Rewrite every line of the items below as a Markdown table with a Row column for its number and a Text column for the line. Skip blank lines and leave the pictures out.

─── SUPPLIED DATA

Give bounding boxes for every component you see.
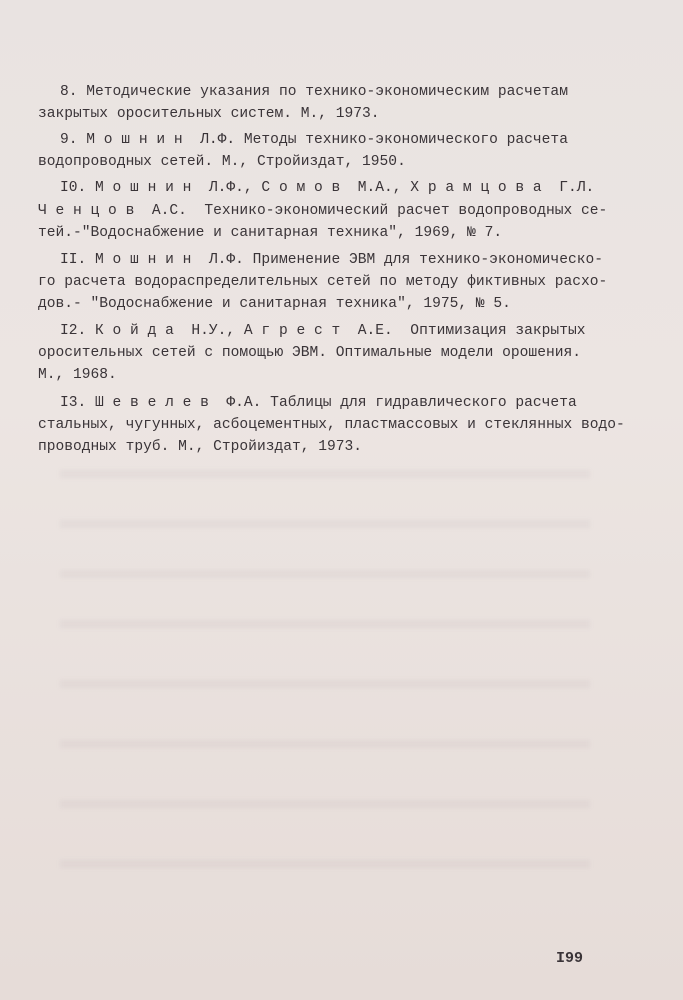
page-number: I99 bbox=[556, 950, 584, 967]
reference-line: II. М о ш н и н Л.Ф. Применение ЭВМ для технико-экономическо- bbox=[60, 252, 603, 268]
reference-line: Ч е н ц о в А.С. Технико-экономический расчет водопроводных се- bbox=[38, 203, 608, 219]
reference-line: тей.-"Водоснабжение и санитарная техника", 1969, № 7. bbox=[38, 225, 503, 241]
reference-line: М., 1968. bbox=[38, 367, 117, 383]
reference-line: стальных, чугунных, асбоцементных, пластмассовых и стеклянных водо- bbox=[38, 417, 625, 433]
reference-line: 8. Методические указания по технико-экономическим расчетам bbox=[60, 84, 568, 100]
reference-line: I3. Ш е в е л е в Ф.А. Таблицы для гидравлического расчета bbox=[60, 395, 577, 411]
reference-line: го расчета водораспределительных сетей по методу фиктивных расхо- bbox=[38, 274, 608, 290]
reference-line: дов.- "Водоснабжение и санитарная техника", 1975, № 5. bbox=[38, 296, 511, 312]
reference-line: проводных труб. М., Стройиздат, 1973. bbox=[38, 439, 363, 455]
reference-line: 9. М о ш н и н Л.Ф. Методы технико-экономического расчета bbox=[60, 132, 568, 148]
reference-line: оросительных сетей с помощью ЭВМ. Оптимальные модели орошения. bbox=[38, 345, 581, 361]
reference-line: водопроводных сетей. М., Стройиздат, 1950. bbox=[38, 154, 406, 170]
reference-line: I0. М о ш н и н Л.Ф., С о м о в М.А., Х р а м ц о в а Г.Л. bbox=[60, 180, 595, 196]
reference-line: закрытых оросительных систем. М., 1973. bbox=[38, 106, 380, 122]
reference-line: I2. К о й д а Н.У., А г р е с т А.Е. Оптимизация закрытых bbox=[60, 323, 586, 339]
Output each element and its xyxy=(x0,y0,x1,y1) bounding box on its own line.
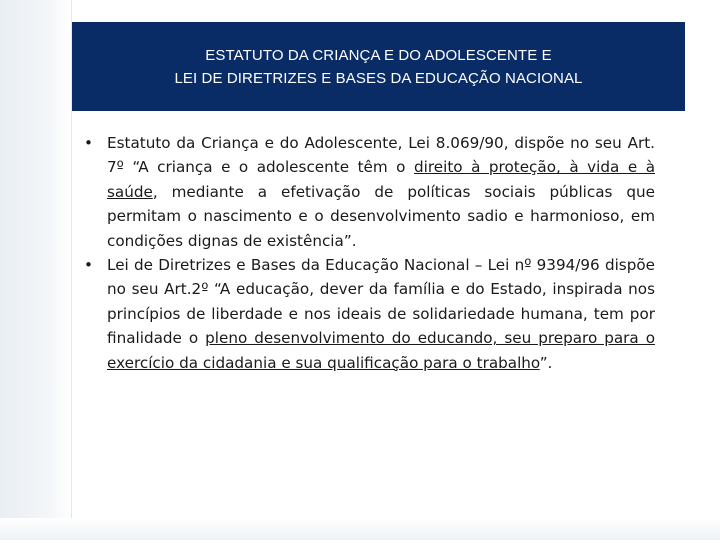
bullet-underlined-text: pleno desenvolvimento do educando, seu preparo para o exercício da cidadania e sua qualificação para o trabalho xyxy=(107,329,655,372)
bullet-text-after: , mediante a efetivação de políticas sociais públicas que permitam o nascimento e o desenvolvimento sadio e harmonioso, em condições dignas de existência”. xyxy=(107,182,655,250)
left-decorative-strip xyxy=(0,0,72,540)
bullet-text-before: Lei de Diretrizes e Bases da Educação Nacional – Lei nº 9394/96 dispõe no seu Art.2º “A educação, dever da família e do Estado, inspirada nos princípios de liberdade e nos ideais de solidariedade humana, tem por finalidade o xyxy=(107,256,655,348)
bullet-underlined-text: direito à proteção, à vida e à saúde xyxy=(107,158,656,201)
bullet-marker: • xyxy=(84,134,93,152)
bullet-item-ldb xyxy=(78,253,655,375)
bullet-marker: • xyxy=(84,256,93,275)
title-line-1: ESTATUTO DA CRIANÇA E DO ADOLESCENTE E xyxy=(205,46,552,64)
title-line-2: LEI DE DIRETRIZES E BASES DA EDUCAÇÃO NACIONAL xyxy=(174,69,583,87)
title-banner xyxy=(72,22,685,111)
bullet-list xyxy=(78,131,655,375)
bullet-item-eca xyxy=(78,131,655,253)
bullet-text-before: Estatuto da Criança e do Adolescente, Lei 8.069/90, dispõe no seu Art. 7º “A criança e o adolescente têm o xyxy=(107,134,655,177)
bottom-decorative-band xyxy=(0,518,720,540)
bullet-text-after: ”. xyxy=(539,353,553,372)
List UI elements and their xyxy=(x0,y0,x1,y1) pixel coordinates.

──────

| EXPECTED ANSWER |
| Row | Text |
|---|---|
| 1 | Give bounding boxes for every component you see. |
| 2 | page-number: I99 bbox=[556, 950, 584, 967] |
| 3 | reference-line: II. М о ш н и н Л.Ф. Применение ЭВМ для технико-экономическо- bbox=[60, 252, 603, 268] |
| 4 | reference-line: Ч е н ц о в А.С. Технико-экономический расчет водопроводных се- bbox=[38, 203, 608, 219] |
| 5 | reference-line: тей.-"Водоснабжение и санитарная техника", 1969, № 7. bbox=[38, 225, 503, 241] |
| 6 | reference-line: М., 1968. bbox=[38, 367, 117, 383] |
| 7 | reference-line: стальных, чугунных, асбоцементных, пластмассовых и стеклянных водо- bbox=[38, 417, 625, 433] |
| 8 | reference-line: 8. Методические указания по технико-экономическим расчетам bbox=[60, 84, 568, 100] |
| 9 | reference-line: I3. Ш е в е л е в Ф.А. Таблицы для гидравлического расчета bbox=[60, 395, 577, 411] |
| 10 | reference-line: го расчета водораспределительных сетей по методу фиктивных расхо- bbox=[38, 274, 608, 290] |
| 11 | reference-line: дов.- "Водоснабжение и санитарная техника", 1975, № 5. bbox=[38, 296, 511, 312] |
| 12 | reference-line: проводных труб. М., Стройиздат, 1973. bbox=[38, 439, 363, 455] |
| 13 | reference-line: 9. М о ш н и н Л.Ф. Методы технико-экономического расчета bbox=[60, 132, 568, 148] |
| 14 | reference-line: оросительных сетей с помощью ЭВМ. Оптимальные модели орошения. bbox=[38, 345, 581, 361] |
| 15 | reference-line: водопроводных сетей. М., Стройиздат, 1950. bbox=[38, 154, 406, 170] |
| 16 | reference-line: I0. М о ш н и н Л.Ф., С о м о в М.А., Х р а м ц о в а Г.Л. bbox=[60, 180, 595, 196] |
| 17 | reference-line: закрытых оросительных систем. М., 1973. bbox=[38, 106, 380, 122] |
| 18 | reference-line: I2. К о й д а Н.У., А г р е с т А.Е. Оптимизация закрытых bbox=[60, 323, 586, 339] |
| 19 | Output each element and its xyxy=(x0,y0,x1,y1) bounding box on its own line. |
| 20 | bullet-underlined-text: pleno desenvolvimento do educando, seu preparo para o exercício da cidadania e sua qualificação para o trabalho xyxy=(107,329,655,372) |
| 21 | bullet-text-after: , mediante a efetivação de políticas sociais públicas que permitam o nascimento e o desenvolvimento sadio e harmonioso, em condições dignas de existência”. xyxy=(107,182,655,250) |
| 22 | left-decorative-strip xyxy=(0,0,72,540) |
| 23 | bullet-text-before: Lei de Diretrizes e Bases da Educação Nacional – Lei nº 9394/96 dispõe no seu Art.2º “A educação, dever da família e do Estado, inspirada nos princípios de liberdade e nos ideais de solidariedade humana, tem por finalidade o xyxy=(107,256,655,348) |
| 24 | bullet-underlined-text: direito à proteção, à vida e à saúde xyxy=(107,158,656,201) |
| 25 | bullet-marker: • xyxy=(84,134,93,152) |
| 26 | bullet-item-ldb xyxy=(78,253,655,375) |
| 27 | bullet-marker: • xyxy=(84,256,93,275) |
| 28 | title-line-1: ESTATUTO DA CRIANÇA E DO ADOLESCENTE E xyxy=(205,46,552,64) |
| 29 | title-line-2: LEI DE DIRETRIZES E BASES DA EDUCAÇÃO NACIONAL xyxy=(174,69,583,87) |
| 30 | title-banner xyxy=(72,22,685,111) |
| 31 | bullet-list xyxy=(78,131,655,375) |
| 32 | bullet-item-eca xyxy=(78,131,655,253) |
| 33 | bullet-text-before: Estatuto da Criança e do Adolescente, Lei 8.069/90, dispõe no seu Art. 7º “A criança e o adolescente têm o xyxy=(107,134,655,177) |
| 34 | bottom-decorative-band xyxy=(0,518,720,540) |
| 35 | bullet-text-after: ”. xyxy=(539,353,553,372) |
| 36 | List UI elements and their xyxy=(x0,y0,x1,y1) pixel coordinates. |